Extracts from a graphics dataset
[start]

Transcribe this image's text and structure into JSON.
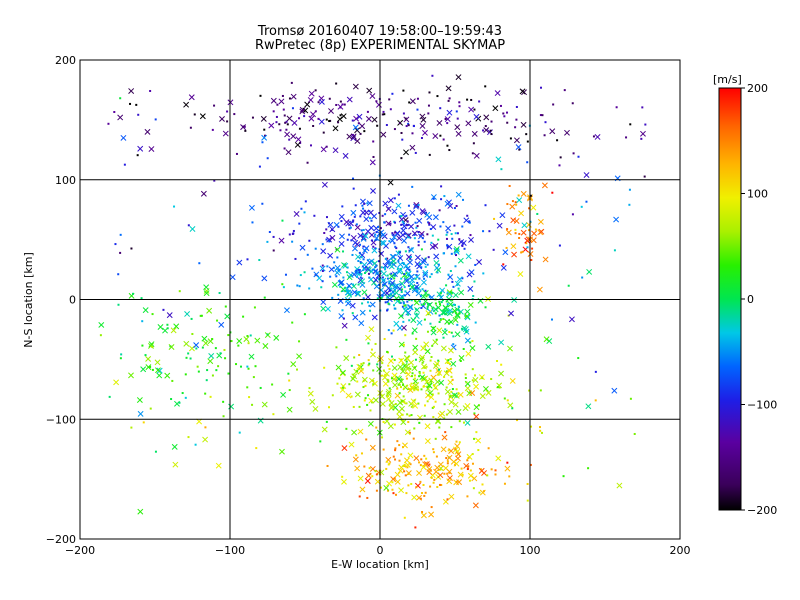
{
  "chart_data": {
    "type": "scatter",
    "title": "Tromsø 20160407 19:58:00–19:59:43",
    "subtitle": "RwPretec (8p) EXPERIMENTAL SKYMAP",
    "xlabel": "E-W location [km]",
    "ylabel": "N-S location [km]",
    "xlim": [
      -200,
      200
    ],
    "ylim": [
      -200,
      200
    ],
    "xticks": [
      -200,
      -100,
      0,
      100,
      200
    ],
    "yticks": [
      -200,
      -100,
      0,
      100,
      200
    ],
    "grid": true,
    "colorbar": {
      "title": "[m/s]",
      "min": -200,
      "max": 200,
      "ticks": [
        200,
        100,
        0,
        -100,
        -200
      ],
      "colormap": "rainbow (black–purple–blue–cyan–green–yellow–orange–red)"
    },
    "markers": [
      "cross",
      "dot"
    ],
    "point_clusters": [
      {
        "region": "upper band",
        "center": [
          0,
          150
        ],
        "spread": [
          120,
          22
        ],
        "value": -160,
        "count": 220
      },
      {
        "region": "north-center",
        "center": [
          10,
          60
        ],
        "spread": [
          55,
          28
        ],
        "value": -95,
        "count": 260
      },
      {
        "region": "center",
        "center": [
          5,
          15
        ],
        "spread": [
          40,
          25
        ],
        "value": -50,
        "count": 350
      },
      {
        "region": "east core",
        "center": [
          40,
          -10
        ],
        "spread": [
          25,
          20
        ],
        "value": 0,
        "count": 120
      },
      {
        "region": "south-center",
        "center": [
          20,
          -70
        ],
        "spread": [
          45,
          30
        ],
        "value": 70,
        "count": 350
      },
      {
        "region": "far south",
        "center": [
          30,
          -140
        ],
        "spread": [
          45,
          25
        ],
        "value": 130,
        "count": 200
      },
      {
        "region": "east patch",
        "center": [
          95,
          60
        ],
        "spread": [
          15,
          30
        ],
        "value": 150,
        "count": 50
      },
      {
        "region": "west",
        "center": [
          -120,
          -40
        ],
        "spread": [
          50,
          45
        ],
        "value": 30,
        "count": 120
      },
      {
        "region": "scattered",
        "center": [
          0,
          0
        ],
        "spread": [
          180,
          180
        ],
        "value": 0,
        "count": 200
      }
    ]
  }
}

[end]

■ WORK TO BE COMPLETED:
State the count of lines that contain the string "value". Nothing else is needed.

■ ANSWER FOR THE TASK:
9